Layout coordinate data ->

· · · · ·

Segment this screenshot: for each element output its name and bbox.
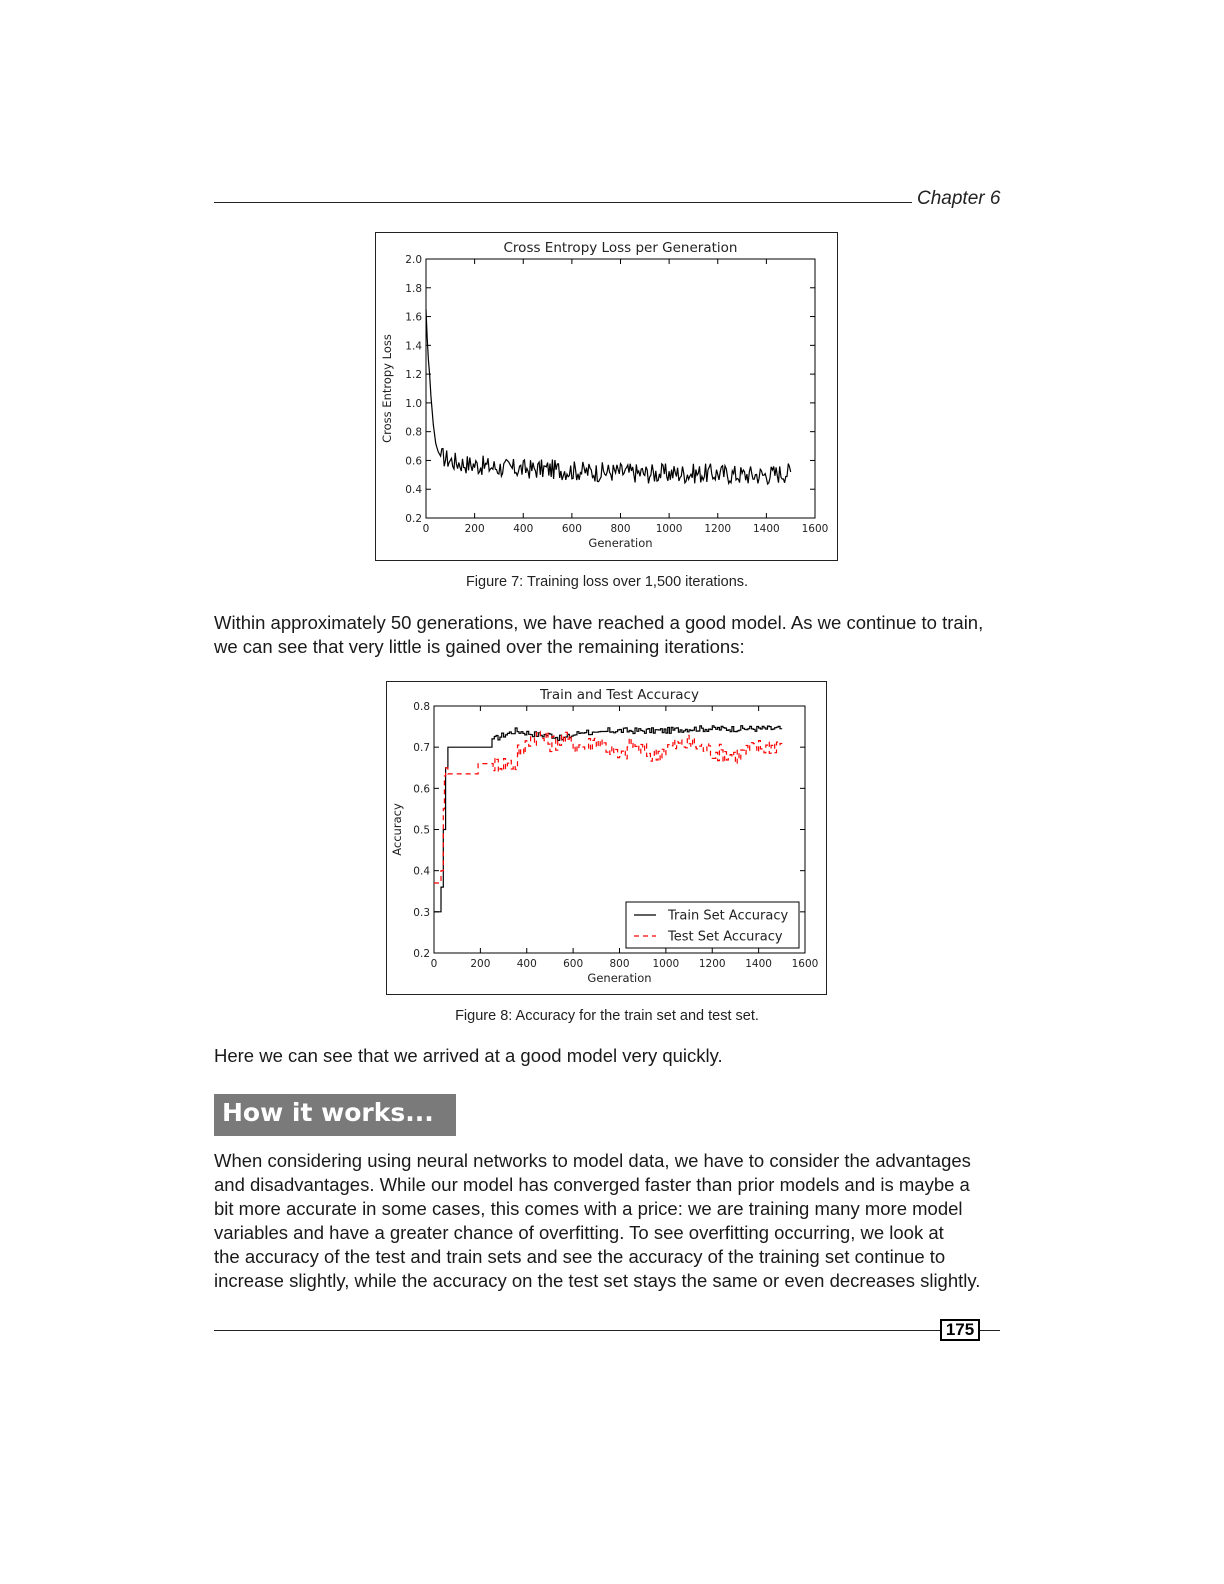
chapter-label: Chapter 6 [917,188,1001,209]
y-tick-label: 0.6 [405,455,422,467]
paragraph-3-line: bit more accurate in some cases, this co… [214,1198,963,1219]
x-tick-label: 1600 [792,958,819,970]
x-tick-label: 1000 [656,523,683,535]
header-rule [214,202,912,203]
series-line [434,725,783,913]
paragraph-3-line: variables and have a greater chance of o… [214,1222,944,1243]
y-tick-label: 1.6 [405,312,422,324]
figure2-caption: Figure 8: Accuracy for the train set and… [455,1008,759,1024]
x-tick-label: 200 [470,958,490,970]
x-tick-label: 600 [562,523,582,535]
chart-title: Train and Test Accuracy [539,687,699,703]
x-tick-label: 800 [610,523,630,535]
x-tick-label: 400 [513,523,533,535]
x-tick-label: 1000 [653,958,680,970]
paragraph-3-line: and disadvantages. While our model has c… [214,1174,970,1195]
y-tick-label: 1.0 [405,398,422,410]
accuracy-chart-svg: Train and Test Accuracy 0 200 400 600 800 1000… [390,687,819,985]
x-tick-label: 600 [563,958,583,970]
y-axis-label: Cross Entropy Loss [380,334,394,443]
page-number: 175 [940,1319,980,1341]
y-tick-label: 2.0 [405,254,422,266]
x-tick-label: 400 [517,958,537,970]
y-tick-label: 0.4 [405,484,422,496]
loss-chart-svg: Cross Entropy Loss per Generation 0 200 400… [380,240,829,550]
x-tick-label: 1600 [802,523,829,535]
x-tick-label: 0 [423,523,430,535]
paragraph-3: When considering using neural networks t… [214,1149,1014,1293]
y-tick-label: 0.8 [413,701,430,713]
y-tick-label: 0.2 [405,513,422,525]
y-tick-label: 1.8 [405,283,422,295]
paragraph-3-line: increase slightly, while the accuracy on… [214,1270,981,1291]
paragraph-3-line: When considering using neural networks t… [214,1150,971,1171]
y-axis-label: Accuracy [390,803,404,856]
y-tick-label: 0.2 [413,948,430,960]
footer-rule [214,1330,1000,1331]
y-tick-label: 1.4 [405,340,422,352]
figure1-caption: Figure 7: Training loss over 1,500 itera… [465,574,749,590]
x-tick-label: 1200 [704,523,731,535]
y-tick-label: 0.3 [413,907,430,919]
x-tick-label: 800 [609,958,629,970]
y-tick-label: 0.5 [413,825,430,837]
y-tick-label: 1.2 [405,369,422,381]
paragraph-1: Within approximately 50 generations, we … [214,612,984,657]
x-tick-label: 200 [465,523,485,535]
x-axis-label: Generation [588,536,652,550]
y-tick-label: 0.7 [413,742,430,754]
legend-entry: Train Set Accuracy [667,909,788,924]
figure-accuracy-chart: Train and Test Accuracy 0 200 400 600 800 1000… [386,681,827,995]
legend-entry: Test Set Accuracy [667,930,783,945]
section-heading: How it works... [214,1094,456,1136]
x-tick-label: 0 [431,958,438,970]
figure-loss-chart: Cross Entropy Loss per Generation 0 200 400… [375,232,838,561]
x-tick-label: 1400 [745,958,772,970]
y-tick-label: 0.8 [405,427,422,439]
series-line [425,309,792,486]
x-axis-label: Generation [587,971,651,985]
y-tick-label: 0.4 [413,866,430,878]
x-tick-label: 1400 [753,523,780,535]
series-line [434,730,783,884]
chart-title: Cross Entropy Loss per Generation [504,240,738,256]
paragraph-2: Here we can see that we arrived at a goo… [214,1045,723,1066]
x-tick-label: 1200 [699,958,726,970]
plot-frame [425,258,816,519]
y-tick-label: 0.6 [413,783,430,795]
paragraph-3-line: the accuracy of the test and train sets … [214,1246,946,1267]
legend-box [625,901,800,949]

· · · · ·

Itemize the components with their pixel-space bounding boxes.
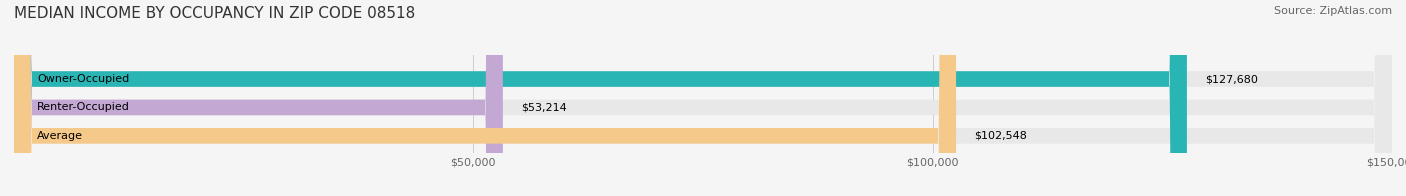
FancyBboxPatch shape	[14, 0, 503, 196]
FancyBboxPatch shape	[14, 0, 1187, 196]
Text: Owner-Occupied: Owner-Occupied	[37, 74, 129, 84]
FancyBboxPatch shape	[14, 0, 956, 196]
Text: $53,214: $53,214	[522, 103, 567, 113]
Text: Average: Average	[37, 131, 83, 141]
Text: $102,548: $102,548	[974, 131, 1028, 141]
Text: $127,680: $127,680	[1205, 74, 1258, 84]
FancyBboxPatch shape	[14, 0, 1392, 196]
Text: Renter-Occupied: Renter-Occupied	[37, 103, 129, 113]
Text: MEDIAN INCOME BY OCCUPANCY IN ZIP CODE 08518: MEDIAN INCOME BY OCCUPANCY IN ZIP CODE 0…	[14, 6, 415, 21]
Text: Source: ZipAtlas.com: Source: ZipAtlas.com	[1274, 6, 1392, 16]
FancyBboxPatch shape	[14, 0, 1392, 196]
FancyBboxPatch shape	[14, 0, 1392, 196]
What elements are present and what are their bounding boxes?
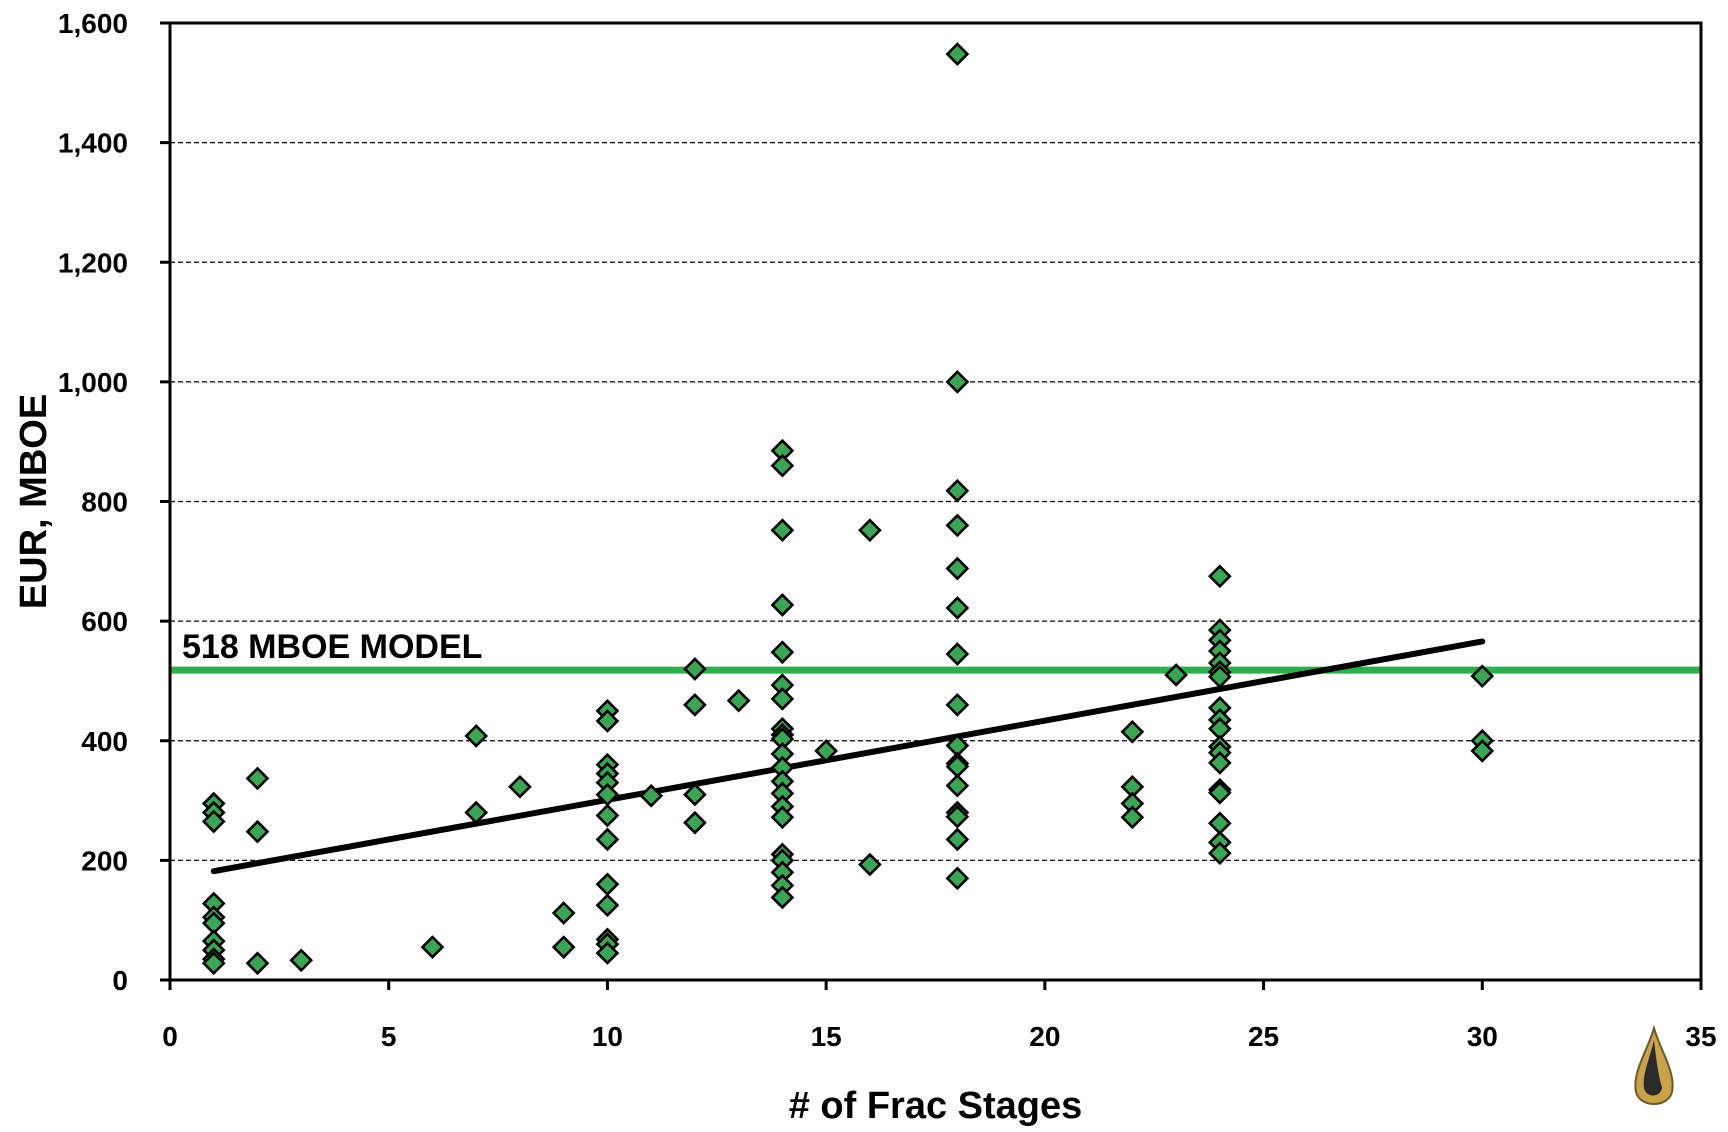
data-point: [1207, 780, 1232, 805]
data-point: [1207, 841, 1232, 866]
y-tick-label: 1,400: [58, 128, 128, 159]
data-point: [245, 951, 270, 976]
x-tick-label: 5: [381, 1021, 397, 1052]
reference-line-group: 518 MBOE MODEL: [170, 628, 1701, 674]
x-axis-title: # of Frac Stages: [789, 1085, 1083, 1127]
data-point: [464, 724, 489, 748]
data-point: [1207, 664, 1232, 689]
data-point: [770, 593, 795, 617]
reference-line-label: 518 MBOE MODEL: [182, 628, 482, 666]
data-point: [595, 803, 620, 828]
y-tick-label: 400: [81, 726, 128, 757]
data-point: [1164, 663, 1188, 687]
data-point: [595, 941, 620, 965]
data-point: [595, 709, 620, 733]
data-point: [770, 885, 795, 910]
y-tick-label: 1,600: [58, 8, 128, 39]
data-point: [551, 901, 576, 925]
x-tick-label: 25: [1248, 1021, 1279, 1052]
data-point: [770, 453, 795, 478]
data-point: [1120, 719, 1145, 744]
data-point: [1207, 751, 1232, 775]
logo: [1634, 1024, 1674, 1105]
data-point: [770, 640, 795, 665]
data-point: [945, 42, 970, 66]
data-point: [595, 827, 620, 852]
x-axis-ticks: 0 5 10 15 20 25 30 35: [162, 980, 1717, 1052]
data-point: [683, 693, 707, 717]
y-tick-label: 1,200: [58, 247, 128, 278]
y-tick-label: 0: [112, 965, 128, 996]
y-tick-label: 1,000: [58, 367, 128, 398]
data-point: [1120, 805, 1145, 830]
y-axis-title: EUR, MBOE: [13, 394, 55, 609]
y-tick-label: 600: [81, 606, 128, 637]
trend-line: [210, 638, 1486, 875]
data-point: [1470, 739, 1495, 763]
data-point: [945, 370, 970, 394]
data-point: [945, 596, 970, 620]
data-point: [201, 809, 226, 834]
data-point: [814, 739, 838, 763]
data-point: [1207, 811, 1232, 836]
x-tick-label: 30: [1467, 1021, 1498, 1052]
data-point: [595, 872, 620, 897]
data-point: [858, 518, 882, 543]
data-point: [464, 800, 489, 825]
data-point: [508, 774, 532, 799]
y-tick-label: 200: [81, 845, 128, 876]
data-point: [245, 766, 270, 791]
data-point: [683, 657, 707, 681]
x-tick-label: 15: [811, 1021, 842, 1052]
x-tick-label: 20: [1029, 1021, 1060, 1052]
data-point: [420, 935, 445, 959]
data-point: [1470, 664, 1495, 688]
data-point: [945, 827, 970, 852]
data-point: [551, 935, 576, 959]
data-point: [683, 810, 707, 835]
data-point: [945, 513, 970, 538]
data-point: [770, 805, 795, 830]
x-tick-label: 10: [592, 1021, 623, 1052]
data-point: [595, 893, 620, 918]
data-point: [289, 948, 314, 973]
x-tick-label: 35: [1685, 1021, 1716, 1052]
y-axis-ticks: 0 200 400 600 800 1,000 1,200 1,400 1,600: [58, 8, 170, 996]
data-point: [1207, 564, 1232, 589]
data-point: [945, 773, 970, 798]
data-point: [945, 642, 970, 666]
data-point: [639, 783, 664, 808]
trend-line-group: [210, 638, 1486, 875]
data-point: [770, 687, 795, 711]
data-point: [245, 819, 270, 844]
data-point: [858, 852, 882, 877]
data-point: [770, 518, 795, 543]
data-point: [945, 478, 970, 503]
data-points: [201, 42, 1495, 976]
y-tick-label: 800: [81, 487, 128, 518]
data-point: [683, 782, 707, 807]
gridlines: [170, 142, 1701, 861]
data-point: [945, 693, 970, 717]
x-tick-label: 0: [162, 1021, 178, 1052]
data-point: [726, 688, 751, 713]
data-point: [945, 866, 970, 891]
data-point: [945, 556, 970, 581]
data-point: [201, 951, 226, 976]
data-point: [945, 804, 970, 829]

· · · · ·

Rewrite the rows between the lines holding "data-point: [1207, 780, 1232, 805]" and "data-point: [858, 518, 882, 543]", inclusive, replacing "data-point" with "scatter-point" and leaving all else unchanged.

Written answer ->
scatter-point: [1207, 780, 1232, 805]
scatter-point: [1207, 841, 1232, 866]
y-tick-label: 1,400: [58, 128, 128, 159]
scatter-point: [245, 951, 270, 976]
x-tick-label: 5: [381, 1021, 397, 1052]
reference-line-group: 518 MBOE MODEL: [170, 628, 1701, 674]
x-axis-title: # of Frac Stages: [789, 1085, 1083, 1127]
scatter-point: [464, 724, 489, 748]
scatter-point: [1207, 664, 1232, 689]
scatter-point: [770, 593, 795, 617]
reference-line-label: 518 MBOE MODEL: [182, 628, 482, 666]
scatter-point: [595, 803, 620, 828]
y-tick-label: 400: [81, 726, 128, 757]
scatter-point: [1164, 663, 1188, 687]
scatter-point: [595, 941, 620, 965]
scatter-point: [595, 709, 620, 733]
scatter-point: [770, 885, 795, 910]
y-tick-label: 1,600: [58, 8, 128, 39]
scatter-point: [551, 901, 576, 925]
x-tick-label: 25: [1248, 1021, 1279, 1052]
scatter-point: [770, 453, 795, 478]
scatter-point: [1120, 719, 1145, 744]
scatter-point: [1207, 751, 1232, 775]
logo: [1634, 1024, 1674, 1105]
scatter-point: [770, 640, 795, 665]
scatter-point: [945, 42, 970, 66]
scatter-point: [595, 827, 620, 852]
x-axis-ticks: 0 5 10 15 20 25 30 35: [162, 980, 1717, 1052]
scatter-point: [683, 693, 707, 717]
y-tick-label: 1,200: [58, 247, 128, 278]
y-tick-label: 0: [112, 965, 128, 996]
y-tick-label: 1,000: [58, 367, 128, 398]
scatter-point: [1120, 805, 1145, 830]
y-axis-title: EUR, MBOE: [13, 394, 55, 609]
y-tick-label: 600: [81, 606, 128, 637]
trend-line: [210, 638, 1486, 875]
scatter-point: [1470, 739, 1495, 763]
scatter-point: [945, 370, 970, 394]
scatter-point: [945, 596, 970, 620]
scatter-point: [201, 809, 226, 834]
scatter-point: [814, 739, 838, 763]
scatter-point: [1207, 811, 1232, 836]
x-tick-label: 30: [1467, 1021, 1498, 1052]
scatter-point: [595, 872, 620, 897]
scatter-point: [858, 518, 882, 543]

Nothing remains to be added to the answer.